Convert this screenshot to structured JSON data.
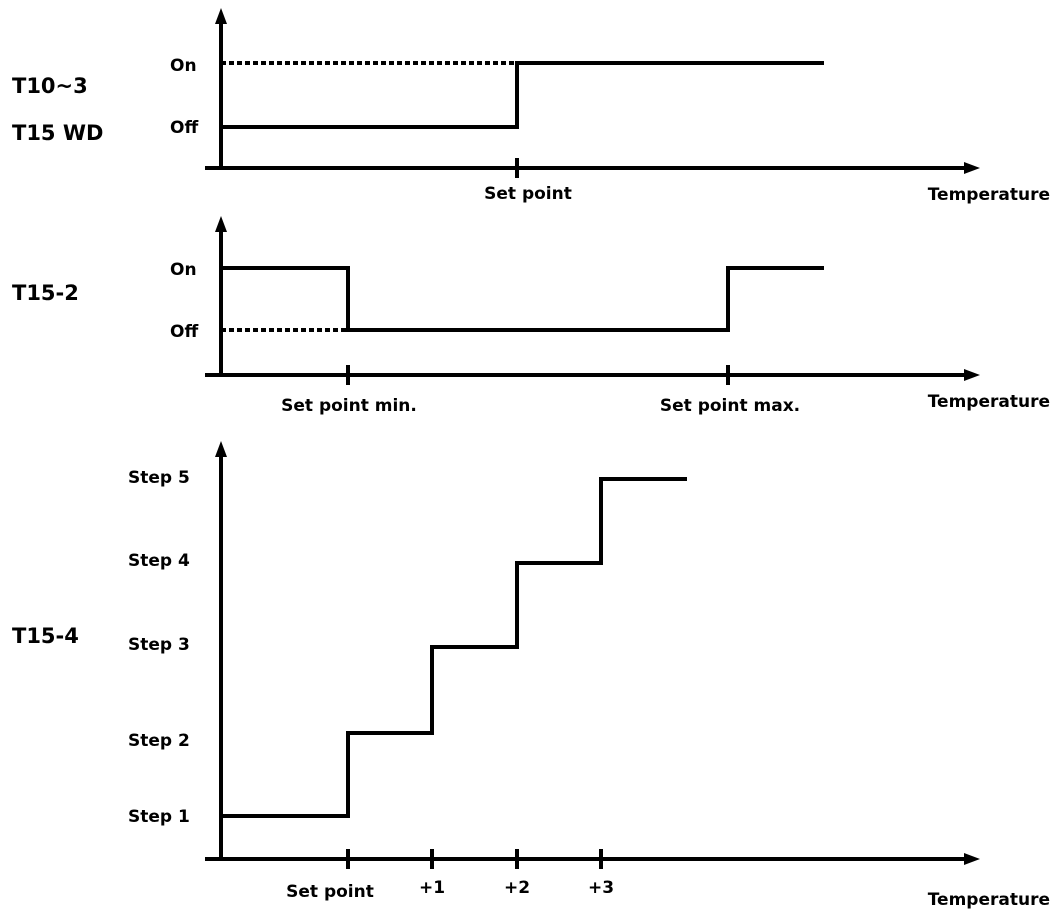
{
  "panel_1": {
    "device_label_line1": "T10~3",
    "device_label_line2": "T15 WD",
    "level_on": "On",
    "level_off": "Off",
    "tick_setpoint": "Set point",
    "x_axis_label": "Temperature"
  },
  "panel_2": {
    "device_label": "T15-2",
    "level_on": "On",
    "level_off": "Off",
    "tick_setpoint_min": "Set point min.",
    "tick_setpoint_max": "Set point max.",
    "x_axis_label": "Temperature"
  },
  "panel_3": {
    "device_label": "T15-4",
    "levels": [
      "Step 1",
      "Step 2",
      "Step 3",
      "Step 4",
      "Step 5"
    ],
    "ticks": [
      "Set point",
      "+1",
      "+2",
      "+3"
    ],
    "x_axis_label": "Temperature"
  }
}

## Exercise
Every entry must be reproduced exactly, with the images left out.

## Exercise result
Convert this screenshot to structured JSON data.
{
  "panel_1": {
    "device_label_line1": "T10~3",
    "device_label_line2": "T15 WD",
    "level_on": "On",
    "level_off": "Off",
    "tick_setpoint": "Set point",
    "x_axis_label": "Temperature"
  },
  "panel_2": {
    "device_label": "T15-2",
    "level_on": "On",
    "level_off": "Off",
    "tick_setpoint_min": "Set point min.",
    "tick_setpoint_max": "Set point max.",
    "x_axis_label": "Temperature"
  },
  "panel_3": {
    "device_label": "T15-4",
    "levels": [
      "Step 1",
      "Step 2",
      "Step 3",
      "Step 4",
      "Step 5"
    ],
    "ticks": [
      "Set point",
      "+1",
      "+2",
      "+3"
    ],
    "x_axis_label": "Temperature"
  }
}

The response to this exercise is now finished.